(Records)
↓↓↓

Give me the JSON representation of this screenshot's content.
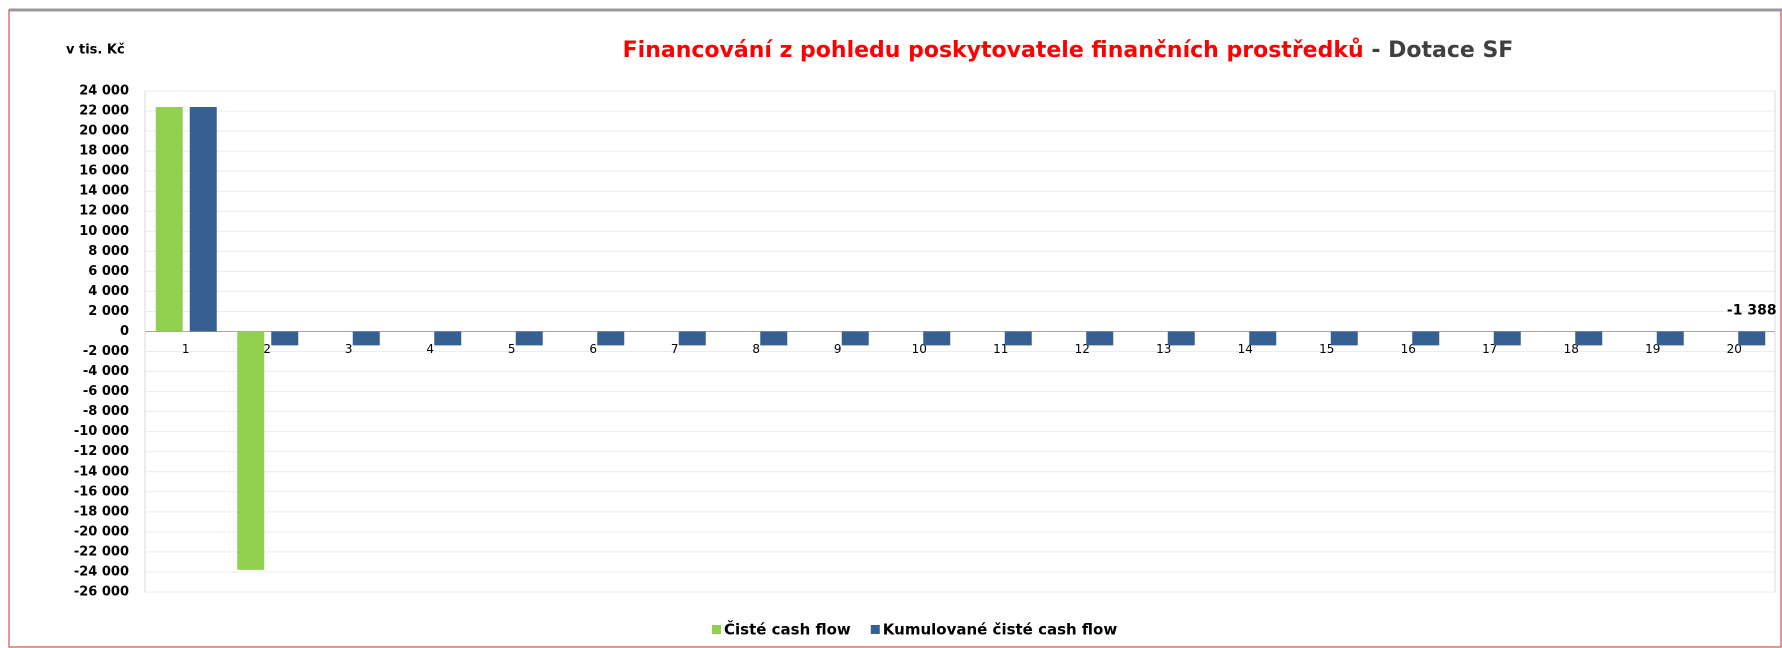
{
  "chart_data": {
    "type": "bar",
    "title": "Financování z pohledu poskytovatele finančních prostředků",
    "subtitle": "- Dotace SF",
    "y_label": "v tis. Kč",
    "categories": [
      "1",
      "2",
      "3",
      "4",
      "5",
      "6",
      "7",
      "8",
      "9",
      "10",
      "11",
      "12",
      "13",
      "14",
      "15",
      "16",
      "17",
      "18",
      "19",
      "20"
    ],
    "series": [
      {
        "name": "Čisté cash flow",
        "color": "#92d050",
        "values": [
          22400,
          -23788,
          0,
          0,
          0,
          0,
          0,
          0,
          0,
          0,
          0,
          0,
          0,
          0,
          0,
          0,
          0,
          0,
          0,
          0
        ]
      },
      {
        "name": "Kumulované čisté cash flow",
        "color": "#376092",
        "values": [
          22400,
          -1388,
          -1388,
          -1388,
          -1388,
          -1388,
          -1388,
          -1388,
          -1388,
          -1388,
          -1388,
          -1388,
          -1388,
          -1388,
          -1388,
          -1388,
          -1388,
          -1388,
          -1388,
          -1388
        ],
        "value_labels": [
          null,
          null,
          null,
          null,
          null,
          null,
          null,
          null,
          null,
          null,
          null,
          null,
          null,
          null,
          null,
          null,
          null,
          null,
          null,
          "-1 388"
        ]
      }
    ],
    "ylim": [
      -26000,
      24000
    ],
    "yticks": [
      {
        "value": -26000,
        "label": "-26 000"
      },
      {
        "value": -24000,
        "label": "-24 000"
      },
      {
        "value": -22000,
        "label": "-22 000"
      },
      {
        "value": -20000,
        "label": "-20 000"
      },
      {
        "value": -18000,
        "label": "-18 000"
      },
      {
        "value": -16000,
        "label": "-16 000"
      },
      {
        "value": -14000,
        "label": "-14 000"
      },
      {
        "value": -12000,
        "label": "-12 000"
      },
      {
        "value": -10000,
        "label": "-10 000"
      },
      {
        "value": -8000,
        "label": "-8 000"
      },
      {
        "value": -6000,
        "label": "-6 000"
      },
      {
        "value": -4000,
        "label": "-4 000"
      },
      {
        "value": -2000,
        "label": "-2 000"
      },
      0,
      {
        "value": 2000,
        "label": "2 000"
      },
      {
        "value": 4000,
        "label": "4 000"
      },
      {
        "value": 6000,
        "label": "6 000"
      },
      {
        "value": 8000,
        "label": "8 000"
      },
      {
        "value": 10000,
        "label": "10 000"
      },
      {
        "value": 12000,
        "label": "12 000"
      },
      {
        "value": 14000,
        "label": "14 000"
      },
      {
        "value": 16000,
        "label": "16 000"
      },
      {
        "value": 18000,
        "label": "18 000"
      },
      {
        "value": 20000,
        "label": "20 000"
      },
      {
        "value": 22000,
        "label": "22 000"
      },
      {
        "value": 24000,
        "label": "24 000"
      }
    ],
    "grid": true,
    "legend": "bottom"
  }
}
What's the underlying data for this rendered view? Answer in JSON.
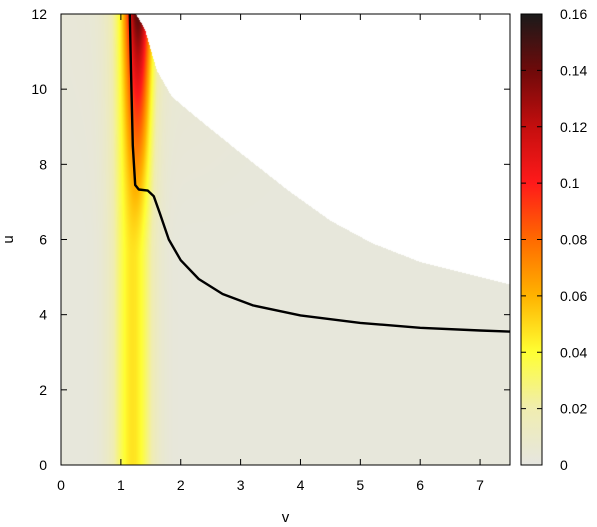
{
  "chart_data": {
    "type": "heatmap",
    "xlabel": "v",
    "ylabel": "u",
    "xlim": [
      0,
      7.5
    ],
    "ylim": [
      0,
      12
    ],
    "x_ticks": [
      "0",
      "1",
      "2",
      "3",
      "4",
      "5",
      "6",
      "7"
    ],
    "y_ticks": [
      "0",
      "2",
      "4",
      "6",
      "8",
      "10",
      "12"
    ],
    "colorbar": {
      "range": [
        0,
        0.16
      ],
      "ticks": [
        "0",
        "0.02",
        "0.04",
        "0.06",
        "0.08",
        "0.1",
        "0.12",
        "0.14",
        "0.16"
      ],
      "colors": [
        {
          "value": 0.0,
          "color": "#e6e6e0"
        },
        {
          "value": 0.02,
          "color": "#f0edb0"
        },
        {
          "value": 0.04,
          "color": "#ffff33"
        },
        {
          "value": 0.06,
          "color": "#ffb300"
        },
        {
          "value": 0.08,
          "color": "#ff6a00"
        },
        {
          "value": 0.1,
          "color": "#ff1a1a"
        },
        {
          "value": 0.12,
          "color": "#c40e0e"
        },
        {
          "value": 0.14,
          "color": "#6e0a0a"
        },
        {
          "value": 0.16,
          "color": "#1a1a1a"
        }
      ]
    },
    "domain_boundary": {
      "note_free": true,
      "points": [
        [
          1.25,
          12
        ],
        [
          1.4,
          11.6
        ],
        [
          1.6,
          10.5
        ],
        [
          1.85,
          9.8
        ],
        [
          2.3,
          9.2
        ],
        [
          3.0,
          8.3
        ],
        [
          3.8,
          7.3
        ],
        [
          4.5,
          6.5
        ],
        [
          5.2,
          5.9
        ],
        [
          6.0,
          5.4
        ],
        [
          7.0,
          5.0
        ],
        [
          7.5,
          4.8
        ]
      ]
    },
    "curve": {
      "points": [
        [
          1.15,
          12
        ],
        [
          1.17,
          10.5
        ],
        [
          1.2,
          8.5
        ],
        [
          1.24,
          7.45
        ],
        [
          1.3,
          7.33
        ],
        [
          1.45,
          7.3
        ],
        [
          1.55,
          7.15
        ],
        [
          1.65,
          6.7
        ],
        [
          1.8,
          6.0
        ],
        [
          2.0,
          5.45
        ],
        [
          2.3,
          4.95
        ],
        [
          2.7,
          4.55
        ],
        [
          3.2,
          4.25
        ],
        [
          4.0,
          3.98
        ],
        [
          5.0,
          3.78
        ],
        [
          6.0,
          3.65
        ],
        [
          7.0,
          3.58
        ],
        [
          7.5,
          3.55
        ]
      ]
    }
  }
}
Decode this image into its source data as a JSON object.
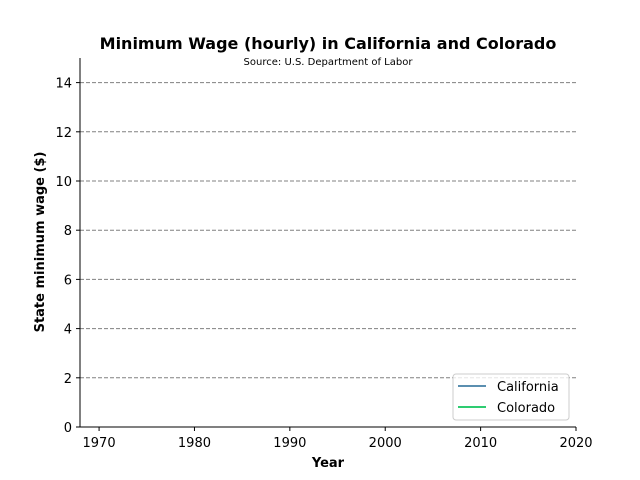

↑↑↑

### Task to complete
Filter the records for lines holding the string "name". Copy each one.

### Solution
        "name": "Čisté cash flow",
        "name": "Kumulované čisté cash flow",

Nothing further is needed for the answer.